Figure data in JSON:

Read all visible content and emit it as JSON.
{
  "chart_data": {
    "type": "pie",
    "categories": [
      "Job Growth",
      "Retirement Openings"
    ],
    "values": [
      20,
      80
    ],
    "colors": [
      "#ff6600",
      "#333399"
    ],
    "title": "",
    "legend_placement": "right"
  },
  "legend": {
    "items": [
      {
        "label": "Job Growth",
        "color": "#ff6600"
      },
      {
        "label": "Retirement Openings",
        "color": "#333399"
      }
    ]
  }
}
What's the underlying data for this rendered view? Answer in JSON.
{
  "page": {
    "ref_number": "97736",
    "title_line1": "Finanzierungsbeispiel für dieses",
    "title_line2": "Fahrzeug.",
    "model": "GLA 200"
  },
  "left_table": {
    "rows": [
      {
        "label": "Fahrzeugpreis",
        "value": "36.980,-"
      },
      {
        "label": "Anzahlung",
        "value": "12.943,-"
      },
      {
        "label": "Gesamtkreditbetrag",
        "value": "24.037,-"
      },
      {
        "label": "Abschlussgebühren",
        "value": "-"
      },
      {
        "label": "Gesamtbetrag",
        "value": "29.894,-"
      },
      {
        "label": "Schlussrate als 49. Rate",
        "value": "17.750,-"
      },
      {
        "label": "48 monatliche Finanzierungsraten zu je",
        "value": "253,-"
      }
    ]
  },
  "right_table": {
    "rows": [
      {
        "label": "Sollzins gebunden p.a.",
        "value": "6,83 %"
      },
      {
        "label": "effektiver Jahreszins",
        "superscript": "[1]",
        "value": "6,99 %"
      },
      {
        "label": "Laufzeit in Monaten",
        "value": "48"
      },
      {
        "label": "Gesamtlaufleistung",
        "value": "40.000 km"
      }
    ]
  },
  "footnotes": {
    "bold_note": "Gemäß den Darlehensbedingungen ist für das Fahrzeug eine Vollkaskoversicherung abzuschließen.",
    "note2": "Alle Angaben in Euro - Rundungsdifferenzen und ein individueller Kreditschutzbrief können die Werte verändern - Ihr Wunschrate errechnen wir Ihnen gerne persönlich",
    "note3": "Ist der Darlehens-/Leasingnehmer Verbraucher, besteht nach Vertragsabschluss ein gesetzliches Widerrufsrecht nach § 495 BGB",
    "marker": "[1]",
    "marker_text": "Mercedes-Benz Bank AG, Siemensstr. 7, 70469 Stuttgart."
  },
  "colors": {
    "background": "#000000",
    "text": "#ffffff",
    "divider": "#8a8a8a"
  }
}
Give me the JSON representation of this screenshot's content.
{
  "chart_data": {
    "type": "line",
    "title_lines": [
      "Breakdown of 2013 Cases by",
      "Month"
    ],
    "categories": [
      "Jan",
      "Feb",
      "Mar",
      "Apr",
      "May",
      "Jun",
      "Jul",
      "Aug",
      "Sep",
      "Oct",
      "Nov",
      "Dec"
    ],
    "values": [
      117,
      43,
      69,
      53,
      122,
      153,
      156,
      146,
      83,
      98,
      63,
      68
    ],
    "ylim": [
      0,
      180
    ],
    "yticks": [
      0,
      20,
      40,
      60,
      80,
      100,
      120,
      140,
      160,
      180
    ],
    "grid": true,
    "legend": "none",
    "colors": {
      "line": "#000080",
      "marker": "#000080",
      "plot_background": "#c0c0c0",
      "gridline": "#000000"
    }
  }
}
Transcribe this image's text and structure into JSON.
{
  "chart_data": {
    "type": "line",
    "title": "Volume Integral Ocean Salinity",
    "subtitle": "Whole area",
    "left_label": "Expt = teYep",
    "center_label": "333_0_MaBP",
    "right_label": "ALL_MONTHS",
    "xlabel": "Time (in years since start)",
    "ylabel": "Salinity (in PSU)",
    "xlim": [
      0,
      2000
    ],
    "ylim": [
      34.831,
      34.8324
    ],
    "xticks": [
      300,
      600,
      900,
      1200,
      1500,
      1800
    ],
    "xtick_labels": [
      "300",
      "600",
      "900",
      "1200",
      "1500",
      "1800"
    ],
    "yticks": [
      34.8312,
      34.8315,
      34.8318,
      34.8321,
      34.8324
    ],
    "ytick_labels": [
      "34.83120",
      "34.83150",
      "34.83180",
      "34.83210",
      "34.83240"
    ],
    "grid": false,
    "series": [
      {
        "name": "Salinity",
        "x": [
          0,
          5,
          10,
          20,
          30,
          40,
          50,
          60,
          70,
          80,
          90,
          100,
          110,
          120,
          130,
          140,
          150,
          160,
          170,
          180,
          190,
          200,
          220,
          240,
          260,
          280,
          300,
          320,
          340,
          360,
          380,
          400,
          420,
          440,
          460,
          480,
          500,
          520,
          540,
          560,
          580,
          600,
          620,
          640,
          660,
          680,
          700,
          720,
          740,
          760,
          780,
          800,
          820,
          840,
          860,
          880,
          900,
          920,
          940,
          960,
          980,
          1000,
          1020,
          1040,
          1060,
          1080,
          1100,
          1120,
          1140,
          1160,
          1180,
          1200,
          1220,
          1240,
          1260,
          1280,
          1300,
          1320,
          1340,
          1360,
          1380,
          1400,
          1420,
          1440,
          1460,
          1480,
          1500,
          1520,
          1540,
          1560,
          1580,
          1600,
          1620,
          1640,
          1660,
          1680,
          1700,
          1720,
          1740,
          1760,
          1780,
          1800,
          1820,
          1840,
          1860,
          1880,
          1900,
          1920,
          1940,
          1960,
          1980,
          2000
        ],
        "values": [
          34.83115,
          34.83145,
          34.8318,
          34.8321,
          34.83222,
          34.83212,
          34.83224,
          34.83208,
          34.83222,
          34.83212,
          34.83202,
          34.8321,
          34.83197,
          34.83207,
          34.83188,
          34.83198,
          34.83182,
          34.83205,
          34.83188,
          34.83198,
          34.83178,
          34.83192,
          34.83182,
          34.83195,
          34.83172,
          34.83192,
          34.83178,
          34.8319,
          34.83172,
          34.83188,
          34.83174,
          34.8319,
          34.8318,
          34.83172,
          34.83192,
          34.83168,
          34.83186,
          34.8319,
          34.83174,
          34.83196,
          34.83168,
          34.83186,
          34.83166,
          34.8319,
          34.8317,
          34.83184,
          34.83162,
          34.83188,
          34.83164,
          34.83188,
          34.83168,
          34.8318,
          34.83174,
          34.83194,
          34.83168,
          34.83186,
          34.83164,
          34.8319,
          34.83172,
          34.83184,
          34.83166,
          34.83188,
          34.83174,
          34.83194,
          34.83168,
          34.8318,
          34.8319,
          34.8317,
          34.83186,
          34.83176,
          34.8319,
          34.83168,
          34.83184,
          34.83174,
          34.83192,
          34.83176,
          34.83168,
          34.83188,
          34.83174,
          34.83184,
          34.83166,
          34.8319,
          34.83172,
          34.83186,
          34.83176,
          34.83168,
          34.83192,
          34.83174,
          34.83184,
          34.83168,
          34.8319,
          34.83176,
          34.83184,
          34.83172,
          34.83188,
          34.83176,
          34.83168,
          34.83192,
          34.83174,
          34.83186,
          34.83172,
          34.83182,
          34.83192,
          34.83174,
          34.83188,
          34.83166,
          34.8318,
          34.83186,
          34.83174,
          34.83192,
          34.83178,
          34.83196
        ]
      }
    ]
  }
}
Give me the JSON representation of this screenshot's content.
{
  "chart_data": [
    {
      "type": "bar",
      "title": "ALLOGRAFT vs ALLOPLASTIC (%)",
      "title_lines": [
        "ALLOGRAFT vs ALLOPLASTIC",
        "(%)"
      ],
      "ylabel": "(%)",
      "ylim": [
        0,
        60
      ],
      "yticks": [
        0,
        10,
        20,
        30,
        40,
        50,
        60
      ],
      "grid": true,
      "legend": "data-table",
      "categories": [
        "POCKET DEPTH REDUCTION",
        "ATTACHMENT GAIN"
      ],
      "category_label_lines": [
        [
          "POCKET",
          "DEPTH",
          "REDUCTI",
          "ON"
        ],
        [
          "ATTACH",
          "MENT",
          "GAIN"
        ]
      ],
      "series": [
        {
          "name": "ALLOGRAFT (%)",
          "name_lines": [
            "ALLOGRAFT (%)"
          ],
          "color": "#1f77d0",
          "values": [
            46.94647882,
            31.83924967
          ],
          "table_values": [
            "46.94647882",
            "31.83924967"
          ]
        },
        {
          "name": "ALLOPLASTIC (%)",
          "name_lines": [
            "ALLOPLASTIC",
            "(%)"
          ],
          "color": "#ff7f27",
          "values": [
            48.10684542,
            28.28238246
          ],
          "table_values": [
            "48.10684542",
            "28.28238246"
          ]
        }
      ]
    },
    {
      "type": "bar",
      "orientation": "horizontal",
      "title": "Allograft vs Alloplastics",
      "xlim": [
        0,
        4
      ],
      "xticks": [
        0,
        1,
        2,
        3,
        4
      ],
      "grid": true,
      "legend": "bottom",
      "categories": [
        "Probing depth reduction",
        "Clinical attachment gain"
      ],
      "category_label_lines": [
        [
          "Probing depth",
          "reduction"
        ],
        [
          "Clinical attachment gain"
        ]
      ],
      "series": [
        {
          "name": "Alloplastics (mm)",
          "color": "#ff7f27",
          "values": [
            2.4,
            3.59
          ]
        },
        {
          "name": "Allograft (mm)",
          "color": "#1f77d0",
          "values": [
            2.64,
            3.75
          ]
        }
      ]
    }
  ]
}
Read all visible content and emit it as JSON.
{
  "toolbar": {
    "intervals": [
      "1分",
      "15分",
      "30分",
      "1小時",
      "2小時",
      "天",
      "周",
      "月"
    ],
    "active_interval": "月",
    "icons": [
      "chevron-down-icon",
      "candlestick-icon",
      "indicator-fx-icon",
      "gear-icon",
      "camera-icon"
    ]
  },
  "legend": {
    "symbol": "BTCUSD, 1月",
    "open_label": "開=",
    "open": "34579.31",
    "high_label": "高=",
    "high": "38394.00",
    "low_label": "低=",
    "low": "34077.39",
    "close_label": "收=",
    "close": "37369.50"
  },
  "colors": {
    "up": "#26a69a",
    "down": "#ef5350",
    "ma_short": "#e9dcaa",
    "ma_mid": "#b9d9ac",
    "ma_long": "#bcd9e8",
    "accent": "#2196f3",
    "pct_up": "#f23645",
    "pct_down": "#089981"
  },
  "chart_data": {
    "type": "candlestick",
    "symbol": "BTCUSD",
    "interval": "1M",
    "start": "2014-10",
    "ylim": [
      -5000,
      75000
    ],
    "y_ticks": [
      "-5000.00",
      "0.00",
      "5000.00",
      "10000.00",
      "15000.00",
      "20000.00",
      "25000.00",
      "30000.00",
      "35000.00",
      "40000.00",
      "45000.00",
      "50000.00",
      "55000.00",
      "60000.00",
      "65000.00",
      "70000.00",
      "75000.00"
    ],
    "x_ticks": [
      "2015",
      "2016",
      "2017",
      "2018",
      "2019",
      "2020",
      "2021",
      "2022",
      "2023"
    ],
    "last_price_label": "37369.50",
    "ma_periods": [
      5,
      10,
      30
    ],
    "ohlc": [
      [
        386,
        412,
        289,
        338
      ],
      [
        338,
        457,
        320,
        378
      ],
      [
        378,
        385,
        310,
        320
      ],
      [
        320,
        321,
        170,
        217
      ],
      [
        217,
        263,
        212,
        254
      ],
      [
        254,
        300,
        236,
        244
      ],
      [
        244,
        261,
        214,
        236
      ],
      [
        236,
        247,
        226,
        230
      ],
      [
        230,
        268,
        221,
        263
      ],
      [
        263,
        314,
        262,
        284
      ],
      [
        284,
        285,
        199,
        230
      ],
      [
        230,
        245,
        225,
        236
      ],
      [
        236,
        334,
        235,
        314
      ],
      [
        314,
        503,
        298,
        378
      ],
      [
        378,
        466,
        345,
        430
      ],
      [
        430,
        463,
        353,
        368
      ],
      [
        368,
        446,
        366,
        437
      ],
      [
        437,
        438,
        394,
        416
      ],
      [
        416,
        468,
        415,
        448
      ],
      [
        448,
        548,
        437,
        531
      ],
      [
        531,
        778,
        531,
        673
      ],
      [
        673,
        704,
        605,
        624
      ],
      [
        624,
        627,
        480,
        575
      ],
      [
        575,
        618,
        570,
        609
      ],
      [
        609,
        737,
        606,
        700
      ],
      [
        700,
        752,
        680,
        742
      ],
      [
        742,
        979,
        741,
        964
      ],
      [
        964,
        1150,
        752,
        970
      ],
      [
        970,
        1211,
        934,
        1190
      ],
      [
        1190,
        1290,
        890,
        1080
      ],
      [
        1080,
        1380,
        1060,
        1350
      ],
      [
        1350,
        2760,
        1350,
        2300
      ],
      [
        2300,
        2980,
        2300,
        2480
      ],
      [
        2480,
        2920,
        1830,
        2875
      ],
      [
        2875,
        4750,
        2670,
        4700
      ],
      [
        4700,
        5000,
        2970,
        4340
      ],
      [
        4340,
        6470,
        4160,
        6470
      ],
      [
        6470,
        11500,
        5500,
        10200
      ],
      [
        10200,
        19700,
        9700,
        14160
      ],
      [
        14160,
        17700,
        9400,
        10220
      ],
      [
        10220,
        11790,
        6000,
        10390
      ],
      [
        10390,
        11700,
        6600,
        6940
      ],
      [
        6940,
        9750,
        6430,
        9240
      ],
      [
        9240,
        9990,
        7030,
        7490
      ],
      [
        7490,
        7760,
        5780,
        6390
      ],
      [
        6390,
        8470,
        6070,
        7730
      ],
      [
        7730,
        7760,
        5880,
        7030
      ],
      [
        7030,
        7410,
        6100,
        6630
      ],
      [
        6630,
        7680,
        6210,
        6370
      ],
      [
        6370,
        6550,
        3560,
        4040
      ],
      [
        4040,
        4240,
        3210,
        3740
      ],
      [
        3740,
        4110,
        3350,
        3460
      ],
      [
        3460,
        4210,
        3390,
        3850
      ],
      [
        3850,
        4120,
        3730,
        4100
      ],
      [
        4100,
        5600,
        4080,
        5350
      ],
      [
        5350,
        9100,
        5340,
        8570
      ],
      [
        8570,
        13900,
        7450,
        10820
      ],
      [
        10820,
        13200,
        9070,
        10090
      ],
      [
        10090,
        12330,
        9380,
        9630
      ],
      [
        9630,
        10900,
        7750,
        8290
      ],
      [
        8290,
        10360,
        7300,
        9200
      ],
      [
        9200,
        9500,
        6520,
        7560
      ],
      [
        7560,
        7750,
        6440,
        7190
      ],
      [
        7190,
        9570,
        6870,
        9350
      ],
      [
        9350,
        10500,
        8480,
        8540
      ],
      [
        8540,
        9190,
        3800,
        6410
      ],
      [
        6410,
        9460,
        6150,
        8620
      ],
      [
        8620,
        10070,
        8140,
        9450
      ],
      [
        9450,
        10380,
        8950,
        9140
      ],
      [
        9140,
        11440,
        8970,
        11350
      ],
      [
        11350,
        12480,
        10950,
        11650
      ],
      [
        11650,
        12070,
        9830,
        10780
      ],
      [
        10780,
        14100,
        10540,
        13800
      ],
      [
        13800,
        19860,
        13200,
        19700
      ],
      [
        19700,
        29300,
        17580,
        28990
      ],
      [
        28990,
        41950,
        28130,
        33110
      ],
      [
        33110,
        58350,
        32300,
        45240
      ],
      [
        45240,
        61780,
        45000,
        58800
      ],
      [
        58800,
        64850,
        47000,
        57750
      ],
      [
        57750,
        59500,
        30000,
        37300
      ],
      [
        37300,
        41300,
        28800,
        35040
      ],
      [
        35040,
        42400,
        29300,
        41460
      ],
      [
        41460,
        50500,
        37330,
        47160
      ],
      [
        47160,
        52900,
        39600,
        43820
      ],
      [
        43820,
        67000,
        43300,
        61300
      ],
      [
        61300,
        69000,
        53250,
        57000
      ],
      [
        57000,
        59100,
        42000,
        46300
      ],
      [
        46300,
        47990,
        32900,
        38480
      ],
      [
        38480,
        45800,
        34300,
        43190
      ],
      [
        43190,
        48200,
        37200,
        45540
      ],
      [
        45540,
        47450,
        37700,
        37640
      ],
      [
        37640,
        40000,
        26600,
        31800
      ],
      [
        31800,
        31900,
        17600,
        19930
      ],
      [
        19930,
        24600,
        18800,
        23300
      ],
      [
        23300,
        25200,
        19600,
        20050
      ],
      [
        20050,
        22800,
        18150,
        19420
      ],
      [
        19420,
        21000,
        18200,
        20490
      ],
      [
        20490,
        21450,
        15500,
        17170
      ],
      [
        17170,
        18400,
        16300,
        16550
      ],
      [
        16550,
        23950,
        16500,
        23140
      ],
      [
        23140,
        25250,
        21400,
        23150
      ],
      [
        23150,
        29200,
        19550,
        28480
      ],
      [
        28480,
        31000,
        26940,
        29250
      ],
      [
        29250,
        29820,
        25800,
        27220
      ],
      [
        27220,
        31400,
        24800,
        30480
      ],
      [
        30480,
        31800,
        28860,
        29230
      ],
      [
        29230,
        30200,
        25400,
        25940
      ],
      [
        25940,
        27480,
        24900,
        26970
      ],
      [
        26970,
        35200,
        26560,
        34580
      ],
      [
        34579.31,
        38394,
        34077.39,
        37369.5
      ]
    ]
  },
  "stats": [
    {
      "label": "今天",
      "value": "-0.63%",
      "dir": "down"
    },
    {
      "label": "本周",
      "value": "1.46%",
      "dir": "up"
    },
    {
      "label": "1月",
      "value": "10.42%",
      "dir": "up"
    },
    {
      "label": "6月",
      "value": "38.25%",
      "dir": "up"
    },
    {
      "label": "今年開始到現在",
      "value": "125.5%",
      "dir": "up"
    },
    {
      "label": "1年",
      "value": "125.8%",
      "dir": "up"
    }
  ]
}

**What you need to do:** State how many lines in the entries above include the word "Retirement"; reply with the number alone.

**Solution for this exercise:** 2